__INSTRUCTIONS TO FOLLOW__. Write the records out once more. Leave each line exactly as given.

__PROVIDED RECORDS__.
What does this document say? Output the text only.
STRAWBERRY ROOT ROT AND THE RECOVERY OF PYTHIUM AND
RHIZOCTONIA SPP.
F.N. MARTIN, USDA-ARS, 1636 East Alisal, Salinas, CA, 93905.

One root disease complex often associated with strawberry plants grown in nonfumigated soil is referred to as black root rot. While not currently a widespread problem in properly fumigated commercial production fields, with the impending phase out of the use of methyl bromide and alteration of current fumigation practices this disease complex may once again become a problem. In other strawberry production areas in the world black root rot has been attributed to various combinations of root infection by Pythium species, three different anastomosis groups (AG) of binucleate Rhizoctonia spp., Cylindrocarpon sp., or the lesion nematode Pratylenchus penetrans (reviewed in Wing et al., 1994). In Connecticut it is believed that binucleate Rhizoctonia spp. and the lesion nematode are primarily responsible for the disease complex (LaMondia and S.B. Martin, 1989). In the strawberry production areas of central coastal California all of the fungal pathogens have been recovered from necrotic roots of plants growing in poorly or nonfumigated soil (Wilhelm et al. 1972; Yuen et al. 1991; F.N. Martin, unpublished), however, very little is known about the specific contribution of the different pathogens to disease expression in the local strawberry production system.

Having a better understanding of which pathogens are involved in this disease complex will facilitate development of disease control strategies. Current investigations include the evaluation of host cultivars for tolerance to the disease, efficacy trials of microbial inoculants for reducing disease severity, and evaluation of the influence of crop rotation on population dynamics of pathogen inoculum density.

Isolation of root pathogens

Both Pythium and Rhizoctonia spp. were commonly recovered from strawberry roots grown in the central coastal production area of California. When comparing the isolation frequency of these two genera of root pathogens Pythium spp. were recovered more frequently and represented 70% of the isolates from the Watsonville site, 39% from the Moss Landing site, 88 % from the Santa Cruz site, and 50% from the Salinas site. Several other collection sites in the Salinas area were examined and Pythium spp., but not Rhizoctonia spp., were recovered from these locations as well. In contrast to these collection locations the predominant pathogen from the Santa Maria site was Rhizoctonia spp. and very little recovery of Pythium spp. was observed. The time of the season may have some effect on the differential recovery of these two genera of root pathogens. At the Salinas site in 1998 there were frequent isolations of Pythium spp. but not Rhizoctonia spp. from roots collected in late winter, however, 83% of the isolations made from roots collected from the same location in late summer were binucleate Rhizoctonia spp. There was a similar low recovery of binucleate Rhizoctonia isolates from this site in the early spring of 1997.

__ANSWER SECTION__.
What does this document say? Output the text only.
STRAWBERRY ROOT ROT AND THE RECOVERY OF PYTHIUM AND
RHIZOCTONIA SPP.
F.N. MARTIN, USDA-ARS, 1636 East Alisal, Salinas, CA, 93905.

One root disease complex often associated with strawberry plants grown in nonfumigated soil is referred to as black root rot. While not currently a widespread problem in properly fumigated commercial production fields, with the impending phase out of the use of methyl bromide and alteration of current fumigation practices this disease complex may once again become a problem. In other strawberry production areas in the world black root rot has been attributed to various combinations of root infection by Pythium species, three different anastomosis groups (AG) of binucleate Rhizoctonia spp., Cylindrocarpon sp., or the lesion nematode Pratylenchus penetrans (reviewed in Wing et al., 1994). In Connecticut it is believed that binucleate Rhizoctonia spp. and the lesion nematode are primarily responsible for the disease complex (LaMondia and S.B. Martin, 1989). In the strawberry production areas of central coastal California all of the fungal pathogens have been recovered from necrotic roots of plants growing in poorly or nonfumigated soil (Wilhelm et al. 1972; Yuen et al. 1991; F.N. Martin, unpublished), however, very little is known about the specific contribution of the different pathogens to disease expression in the local strawberry production system.

Having a better understanding of which pathogens are involved in this disease complex will facilitate development of disease control strategies. Current investigations include the evaluation of host cultivars for tolerance to the disease, efficacy trials of microbial inoculants for reducing disease severity, and evaluation of the influence of crop rotation on population dynamics of pathogen inoculum density.

Isolation of root pathogens

Both Pythium and Rhizoctonia spp. were commonly recovered from strawberry roots grown in the central coastal production area of California. When comparing the isolation frequency of these two genera of root pathogens Pythium spp. were recovered more frequently and represented 70% of the isolates from the Watsonville site, 39% from the Moss Landing site, 88 % from the Santa Cruz site, and 50% from the Salinas site. Several other collection sites in the Salinas area were examined and Pythium spp., but not Rhizoctonia spp., were recovered from these locations as well. In contrast to these collection locations the predominant pathogen from the Santa Maria site was Rhizoctonia spp. and very little recovery of Pythium spp. was observed. The time of the season may have some effect on the differential recovery of these two genera of root pathogens. At the Salinas site in 1998 there were frequent isolations of Pythium spp. but not Rhizoctonia spp. from roots collected in late winter, however, 83% of the isolations made from roots collected from the same location in late summer were binucleate Rhizoctonia spp. There was a similar low recovery of binucleate Rhizoctonia isolates from this site in the early spring of 1997.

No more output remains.